Items listed in a dataset
------------------------------------------------------------------------

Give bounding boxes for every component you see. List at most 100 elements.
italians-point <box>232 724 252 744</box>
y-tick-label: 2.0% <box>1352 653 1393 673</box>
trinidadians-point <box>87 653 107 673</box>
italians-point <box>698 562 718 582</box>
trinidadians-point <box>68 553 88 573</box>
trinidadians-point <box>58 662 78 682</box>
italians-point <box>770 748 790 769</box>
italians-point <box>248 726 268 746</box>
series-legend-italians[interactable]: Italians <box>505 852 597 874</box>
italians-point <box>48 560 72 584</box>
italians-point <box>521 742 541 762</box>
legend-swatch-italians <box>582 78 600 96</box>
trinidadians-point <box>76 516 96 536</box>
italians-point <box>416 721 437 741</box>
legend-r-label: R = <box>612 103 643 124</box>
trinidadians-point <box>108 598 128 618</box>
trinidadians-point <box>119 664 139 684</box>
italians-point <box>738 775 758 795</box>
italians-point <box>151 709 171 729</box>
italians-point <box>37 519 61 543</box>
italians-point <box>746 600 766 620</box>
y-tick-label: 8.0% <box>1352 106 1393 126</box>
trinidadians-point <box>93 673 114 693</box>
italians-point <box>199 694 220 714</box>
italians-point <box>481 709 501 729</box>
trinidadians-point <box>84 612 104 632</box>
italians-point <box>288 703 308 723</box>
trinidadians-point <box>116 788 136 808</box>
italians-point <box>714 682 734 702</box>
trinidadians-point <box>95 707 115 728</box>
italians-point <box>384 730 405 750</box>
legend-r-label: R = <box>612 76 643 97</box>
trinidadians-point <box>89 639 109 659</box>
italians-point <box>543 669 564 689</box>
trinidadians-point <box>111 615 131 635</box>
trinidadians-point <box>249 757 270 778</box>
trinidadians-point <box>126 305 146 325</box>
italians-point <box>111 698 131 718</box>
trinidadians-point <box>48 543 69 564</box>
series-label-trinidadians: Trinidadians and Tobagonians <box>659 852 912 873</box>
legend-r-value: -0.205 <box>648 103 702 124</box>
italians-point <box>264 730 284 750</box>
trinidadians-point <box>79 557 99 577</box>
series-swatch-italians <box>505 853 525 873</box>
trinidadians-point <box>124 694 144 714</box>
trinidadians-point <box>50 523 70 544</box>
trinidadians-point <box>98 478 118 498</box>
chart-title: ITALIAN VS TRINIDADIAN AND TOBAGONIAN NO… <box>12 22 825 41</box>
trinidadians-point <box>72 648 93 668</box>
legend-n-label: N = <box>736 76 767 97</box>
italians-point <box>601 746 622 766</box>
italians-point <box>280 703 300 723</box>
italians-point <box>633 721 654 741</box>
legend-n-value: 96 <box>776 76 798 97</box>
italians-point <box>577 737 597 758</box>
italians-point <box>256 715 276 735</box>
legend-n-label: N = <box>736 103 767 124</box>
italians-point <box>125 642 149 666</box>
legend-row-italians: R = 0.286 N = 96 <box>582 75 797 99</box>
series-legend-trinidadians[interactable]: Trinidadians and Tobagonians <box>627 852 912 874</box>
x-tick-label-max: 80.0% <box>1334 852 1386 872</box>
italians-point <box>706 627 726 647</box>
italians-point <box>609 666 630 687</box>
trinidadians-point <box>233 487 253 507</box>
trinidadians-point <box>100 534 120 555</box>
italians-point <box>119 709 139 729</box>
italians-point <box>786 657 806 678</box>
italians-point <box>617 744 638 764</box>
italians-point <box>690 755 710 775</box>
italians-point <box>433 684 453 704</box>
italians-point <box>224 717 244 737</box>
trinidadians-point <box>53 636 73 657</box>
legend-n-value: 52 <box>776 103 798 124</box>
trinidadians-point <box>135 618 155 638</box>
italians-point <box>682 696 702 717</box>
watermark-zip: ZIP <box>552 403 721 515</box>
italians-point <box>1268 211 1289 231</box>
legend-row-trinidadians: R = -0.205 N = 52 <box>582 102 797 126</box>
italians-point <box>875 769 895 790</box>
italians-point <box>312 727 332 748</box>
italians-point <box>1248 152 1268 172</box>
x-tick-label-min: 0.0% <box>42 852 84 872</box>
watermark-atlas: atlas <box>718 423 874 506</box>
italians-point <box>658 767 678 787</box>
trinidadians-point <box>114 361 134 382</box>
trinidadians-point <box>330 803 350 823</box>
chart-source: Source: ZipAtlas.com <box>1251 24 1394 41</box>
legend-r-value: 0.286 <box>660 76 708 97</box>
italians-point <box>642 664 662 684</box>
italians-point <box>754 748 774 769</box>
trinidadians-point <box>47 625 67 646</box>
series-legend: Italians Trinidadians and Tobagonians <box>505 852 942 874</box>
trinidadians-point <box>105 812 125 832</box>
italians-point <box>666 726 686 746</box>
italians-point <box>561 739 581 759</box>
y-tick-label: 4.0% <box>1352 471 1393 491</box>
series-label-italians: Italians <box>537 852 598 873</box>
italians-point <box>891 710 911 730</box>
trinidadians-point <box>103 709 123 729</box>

------------------------------------------------------------------------

__Exercise requirements__.
Render each line of the records above as one string in a JSON list, leaving out blank lines.

__Response__.
[
  "Give bounding boxes for every component you see. List at most 100 elements.",
  "italians-point <box>232 724 252 744</box>",
  "y-tick-label: 2.0% <box>1352 653 1393 673</box>",
  "trinidadians-point <box>87 653 107 673</box>",
  "italians-point <box>698 562 718 582</box>",
  "trinidadians-point <box>68 553 88 573</box>",
  "trinidadians-point <box>58 662 78 682</box>",
  "italians-point <box>770 748 790 769</box>",
  "italians-point <box>248 726 268 746</box>",
  "series-legend-italians[interactable]: Italians <box>505 852 597 874</box>",
  "italians-point <box>48 560 72 584</box>",
  "italians-point <box>521 742 541 762</box>",
  "legend-swatch-italians <box>582 78 600 96</box>",
  "trinidadians-point <box>76 516 96 536</box>",
  "italians-point <box>416 721 437 741</box>",
  "legend-r-label: R = <box>612 103 643 124</box>",
  "trinidadians-point <box>108 598 128 618</box>",
  "trinidadians-point <box>119 664 139 684</box>",
  "italians-point <box>738 775 758 795</box>",
  "italians-point <box>151 709 171 729</box>",
  "italians-point <box>37 519 61 543</box>",
  "italians-point <box>746 600 766 620</box>",
  "y-tick-label: 8.0% <box>1352 106 1393 126</box>",
  "trinidadians-point <box>93 673 114 693</box>",
  "italians-point <box>199 694 220 714</box>",
  "italians-point <box>481 709 501 729</box>",
  "trinidadians-point <box>84 612 104 632</box>",
  "italians-point <box>288 703 308 723</box>",
  "trinidadians-point <box>116 788 136 808</box>",
  "italians-point <box>714 682 734 702</box>",
  "trinidadians-point <box>95 707 115 728</box>",
  "italians-point <box>384 730 405 750</box>",
  "legend-r-label: R = <box>612 76 643 97</box>",
  "trinidadians-point <box>89 639 109 659</box>",
  "italians-point <box>543 669 564 689</box>",
  "trinidadians-point <box>111 615 131 635</box>",
  "trinidadians-point <box>249 757 270 778</box>",
  "trinidadians-point <box>126 305 146 325</box>",
  "italians-point <box>111 698 131 718</box>",
  "trinidadians-point <box>48 543 69 564</box>",
  "series-label-trinidadians: Trinidadians and Tobagonians <box>659 852 912 873</box>",
  "legend-r-value: -0.205 <box>648 103 702 124</box>",
  "italians-point <box>264 730 284 750</box>",
  "trinidadians-point <box>79 557 99 577</box>",
  "series-swatch-italians <box>505 853 525 873</box>",
  "trinidadians-point <box>124 694 144 714</box>",
  "trinidadians-point <box>50 523 70 544</box>",
  "trinidadians-point <box>98 478 118 498</box>",
  "chart-title: ITALIAN VS TRINIDADIAN AND TOBAGONIAN NO… <box>12 22 825 41</box>",
  "trinidadians-point <box>72 648 93 668</box>",
  "legend-n-label: N = <box>736 76 767 97</box>",
  "italians-point <box>601 746 622 766</box>",
  "italians-point <box>280 703 300 723</box>",
  "italians-point <box>633 721 654 741</box>",
  "legend-n-value: 96 <box>776 76 798 97</box>",
  "italians-point <box>577 737 597 758</box>",
  "italians-point <box>256 715 276 735</box>",
  "legend-n-label: N = <box>736 103 767 124</box>",
  "italians-point <box>125 642 149 666</box>",
  "legend-row-italians: R = 0.286 N = 96 <box>582 75 797 99</box>",
  "series-legend-trinidadians[interactable]: Trinidadians and Tobagonians <box>627 852 912 874</box>",
  "x-tick-label-max: 80.0% <box>1334 852 1386 872</box>",
  "italians-point <box>706 627 726 647</box>",
  "italians-point <box>609 666 630 687</box>",
  "trinidadians-point <box>233 487 253 507</box>",
  "trinidadians-point <box>100 534 120 555</box>",
  "italians-point <box>119 709 139 729</box>",
  "italians-point <box>786 657 806 678</box>",
  "italians-point <box>617 744 638 764</box>",
  "italians-point <box>690 755 710 775</box>",
  "italians-point <box>433 684 453 704</box>",
  "italians-point <box>224 717 244 737</box>",
  "trinidadians-point <box>53 636 73 657</box>",
  "legend-n-value: 52 <box>776 103 798 124</box>",
  "trinidadians-point <box>135 618 155 638</box>",
  "italians-point <box>682 696 702 717</box>",
  "watermark-zip: ZIP <box>552 403 721 515</box>",
  "italians-point <box>1268 211 1289 231</box>",
  "legend-row-trinidadians: R = -0.205 N = 52 <box>582 102 797 126</box>",
  "italians-point <box>875 769 895 790</box>",
  "italians-point <box>312 727 332 748</box>",
  "italians-point <box>1248 152 1268 172</box>",
  "x-tick-label-min: 0.0% <box>42 852 84 872</box>",
  "watermark-atlas: atlas <box>718 423 874 506</box>",
  "italians-point <box>658 767 678 787</box>",
  "trinidadians-point <box>114 361 134 382</box>",
  "trinidadians-point <box>330 803 350 823</box>",
  "chart-source: Source: ZipAtlas.com <box>1251 24 1394 41</box>",
  "legend-r-value: 0.286 <box>660 76 708 97</box>",
  "italians-point <box>642 664 662 684</box>",
  "italians-point <box>754 748 774 769</box>",
  "trinidadians-point <box>47 625 67 646</box>",
  "series-legend: Italians Trinidadians and Tobagonians <box>505 852 942 874</box>",
  "trinidadians-point <box>105 812 125 832</box>",
  "italians-point <box>666 726 686 746</box>",
  "italians-point <box>561 739 581 759</box>",
  "y-tick-label: 4.0% <box>1352 471 1393 491</box>",
  "series-label-italians: Italians <box>537 852 598 873</box>",
  "italians-point <box>891 710 911 730</box>",
  "trinidadians-point <box>103 709 123 729</box>"
]